→ **Aufgabe**
Entnimm der Theaterkritik zu „Masculinity“ wortgetreu alles von „Männer sind schon“ bis hinunter zu „Geschichten oder Therapie?“.

Schön männlich

Die Veranstaltung

Was: Chris Leuenberger - Masculinity
Wo: Fabriktheater, Rote Fabrik
Wann: 20.02.2010
Bereiche: Performance, Theater

Die Kritik

Lektorat: Stefan Schöbi.

Von , 22.2.2010

Männer sind schon bei ihrer Geburt als Mann geeicht, verlautete es schon aus der Kehle Herbert Grönemeyers. Ist im Zuge des allgemeinen Wandels heute noch klar, was Männlichkeit bedeutet? Diese Frage ist in einer Gesellschaft berechtigt, in der metrosexuelle Männer auch die weibliche Seite ihrer Persönlichkeit nach aussen kehren und in ihrem Lebensstil nicht mehr zwischen Frau und Mann unterscheiden.

Geschichten oder Therapie?

In Masculinity verkörpert Chris Leuenberger das Männliche. Dass er ein Mann ist, erfährt er zum ersten Mal in einer Bäckerei, als die Verkäuferin einem Kind sagt, dass erst der Mann an der Reihe sei. Die Performance beginnt mit einer Stimme in einem dunklen Raum. Und von da an entrinnen die Geschichten dem Künstler wie der Schmutz beim morgendlichen Gesichtswaschen dem Lappen. Oder erinnern die Episoden eher an eine Therapiesitzung beim Psychotherapeuten? Sicher ist: Chris Leuenberger hat im Juni 2008 die School for New Dance Development in Amsterdam abgeschlossen. Seit seinem Debutstück White Horse – an attempt at live therapy interessiert ihn vor allem der therapeutische Aspekt am Theater.

In seiner One-Man-Show, die durchaus Tiefgang hat, zeigt sich der Darsteller mit nacktem Oberkörper. Es entsteht eine Melange aus Melancholie und unfreiwilliger Komik, die sich auf die Zuschauer überträgt und die Dynamik der Inszenierung befördert. Die Vorgänge sind teilweise absurd. So rennt der Protagonist zu Beginn aus der Halle, um anschliessend durchnässt und mit vollem Muskeleinsatz männliche Situationsbilder zu karikieren. Ein Urtypus des Mannes wird thematisiert, wenn Leuenberger etwa den Cowboy bei einem Rodeo mimt. Nicht fehlen darf auch das Thema Fussball: Trittsicher tanzend mit unsichtbaren Ball zeigt er hier beinharte Stärke – ein echter Kerl eben. Auch Leuenbergers Ausflug in eine weitere Domäne der Männlichkeit, die Armee, ist überzeugend; das anstrengende Atmen des Akteurs, die Nebengeräusche seines athletischen Tuns verleihen der Männlichkeits-Show eindrückliche Authentizität.

Fesselnde Präsenz, fehlende Perfektion

Am Schluss der Veranstaltung wälzt sich der von seinen Heldentaten Ausgezehrte am Boden und erinnerte in dieser Pose an die Heimkehr des ausgebluteten Homer nach Troya. Das Mitgefühl der Zuschauer ist spätestens dann ganz beim Darsteller angekommen.

Die klare Inszenierung hat Chris Leuenberger selbst konzipiert. Eine karge Bühne mit wenigen Requisiten lenken die Konzentration voll auf den Solisten und die Sprache seines Körpers – die Bilder sollten wohl in den Köpfen der Betrachter entstehen. Doch die Realität auf der Bühne fesselt die Aufmerksamkeit bisweilen weit stärker. Diese ausgezeichnete Präsenz des Darstellers war bestechend – perfekt war sein Werk als Ganzes aber nicht.

→ **Datensätze**

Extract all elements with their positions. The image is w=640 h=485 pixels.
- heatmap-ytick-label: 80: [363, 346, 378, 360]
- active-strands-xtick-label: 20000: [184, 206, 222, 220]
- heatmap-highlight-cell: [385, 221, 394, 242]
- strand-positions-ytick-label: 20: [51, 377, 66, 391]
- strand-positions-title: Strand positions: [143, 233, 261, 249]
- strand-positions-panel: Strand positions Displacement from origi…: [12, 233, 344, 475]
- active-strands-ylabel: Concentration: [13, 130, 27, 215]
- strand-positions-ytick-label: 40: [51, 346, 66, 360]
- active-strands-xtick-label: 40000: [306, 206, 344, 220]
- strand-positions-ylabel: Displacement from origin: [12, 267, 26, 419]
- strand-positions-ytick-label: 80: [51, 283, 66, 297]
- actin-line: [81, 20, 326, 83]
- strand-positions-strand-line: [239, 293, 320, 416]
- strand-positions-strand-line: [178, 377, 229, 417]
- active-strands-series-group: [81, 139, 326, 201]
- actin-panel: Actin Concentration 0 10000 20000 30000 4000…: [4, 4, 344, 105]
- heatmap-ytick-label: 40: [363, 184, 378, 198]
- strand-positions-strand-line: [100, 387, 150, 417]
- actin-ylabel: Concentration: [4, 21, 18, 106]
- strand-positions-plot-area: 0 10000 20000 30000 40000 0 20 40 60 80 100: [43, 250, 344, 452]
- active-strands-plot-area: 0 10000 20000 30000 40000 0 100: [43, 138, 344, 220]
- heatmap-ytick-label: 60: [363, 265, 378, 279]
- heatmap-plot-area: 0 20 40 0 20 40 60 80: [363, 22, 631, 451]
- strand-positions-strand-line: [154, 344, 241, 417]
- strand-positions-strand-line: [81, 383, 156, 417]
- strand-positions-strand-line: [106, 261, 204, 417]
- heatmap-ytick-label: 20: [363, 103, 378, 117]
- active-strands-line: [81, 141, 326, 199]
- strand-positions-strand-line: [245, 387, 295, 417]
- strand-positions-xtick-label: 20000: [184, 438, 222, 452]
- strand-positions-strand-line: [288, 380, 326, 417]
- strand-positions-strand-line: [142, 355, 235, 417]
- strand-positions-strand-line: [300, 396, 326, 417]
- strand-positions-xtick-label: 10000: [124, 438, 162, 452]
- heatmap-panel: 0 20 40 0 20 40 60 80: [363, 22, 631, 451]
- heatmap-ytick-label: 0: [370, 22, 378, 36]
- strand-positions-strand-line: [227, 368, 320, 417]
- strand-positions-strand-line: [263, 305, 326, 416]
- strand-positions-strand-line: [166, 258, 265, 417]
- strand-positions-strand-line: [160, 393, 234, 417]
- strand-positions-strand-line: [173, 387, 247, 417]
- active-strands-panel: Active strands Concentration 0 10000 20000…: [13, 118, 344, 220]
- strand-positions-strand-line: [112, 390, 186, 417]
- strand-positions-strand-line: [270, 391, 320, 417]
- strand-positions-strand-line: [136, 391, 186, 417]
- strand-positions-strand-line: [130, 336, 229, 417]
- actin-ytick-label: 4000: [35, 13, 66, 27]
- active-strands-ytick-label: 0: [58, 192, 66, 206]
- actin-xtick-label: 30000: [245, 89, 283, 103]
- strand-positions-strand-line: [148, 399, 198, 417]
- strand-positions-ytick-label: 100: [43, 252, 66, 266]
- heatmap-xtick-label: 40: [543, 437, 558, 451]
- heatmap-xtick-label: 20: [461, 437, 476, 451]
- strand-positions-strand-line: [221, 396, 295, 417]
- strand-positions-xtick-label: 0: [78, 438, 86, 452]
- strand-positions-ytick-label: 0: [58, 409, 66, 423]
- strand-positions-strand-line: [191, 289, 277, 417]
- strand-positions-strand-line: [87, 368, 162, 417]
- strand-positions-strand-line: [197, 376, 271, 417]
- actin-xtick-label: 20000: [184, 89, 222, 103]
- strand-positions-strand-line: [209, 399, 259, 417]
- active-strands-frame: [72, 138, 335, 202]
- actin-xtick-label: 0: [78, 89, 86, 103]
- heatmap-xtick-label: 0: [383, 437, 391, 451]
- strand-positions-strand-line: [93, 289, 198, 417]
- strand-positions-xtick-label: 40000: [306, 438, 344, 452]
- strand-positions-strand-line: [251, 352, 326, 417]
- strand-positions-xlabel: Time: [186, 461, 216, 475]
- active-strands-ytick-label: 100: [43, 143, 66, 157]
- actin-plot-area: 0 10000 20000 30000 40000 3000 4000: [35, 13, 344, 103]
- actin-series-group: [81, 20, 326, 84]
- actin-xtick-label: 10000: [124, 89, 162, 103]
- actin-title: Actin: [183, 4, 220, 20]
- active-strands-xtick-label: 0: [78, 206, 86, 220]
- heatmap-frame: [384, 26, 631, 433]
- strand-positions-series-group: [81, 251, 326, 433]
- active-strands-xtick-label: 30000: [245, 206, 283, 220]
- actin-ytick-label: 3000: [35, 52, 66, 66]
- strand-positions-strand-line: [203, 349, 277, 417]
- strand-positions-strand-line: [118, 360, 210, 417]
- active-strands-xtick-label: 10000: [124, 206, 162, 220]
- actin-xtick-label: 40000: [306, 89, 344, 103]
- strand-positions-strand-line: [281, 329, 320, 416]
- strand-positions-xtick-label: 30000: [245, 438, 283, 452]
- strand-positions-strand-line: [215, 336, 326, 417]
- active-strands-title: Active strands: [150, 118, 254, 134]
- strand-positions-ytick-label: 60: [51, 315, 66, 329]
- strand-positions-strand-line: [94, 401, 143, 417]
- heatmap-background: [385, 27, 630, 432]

→ **Antwortfeld**
Männer sind schon bei ihrer Geburt als Mann geeicht, verlautete es schon aus der Kehle Herbert Grönemeyers. Ist im Zuge des allgemeinen Wandels heute noch klar, was Männlichkeit bedeutet? Diese Frage ist in einer Gesellschaft berechtigt, in der metrosexuelle Männer auch die weibliche Seite ihrer Persönlichkeit nach aussen kehren und in ihrem Lebensstil nicht mehr zwischen Frau und Mann unterscheiden.

Geschichten oder Therapie?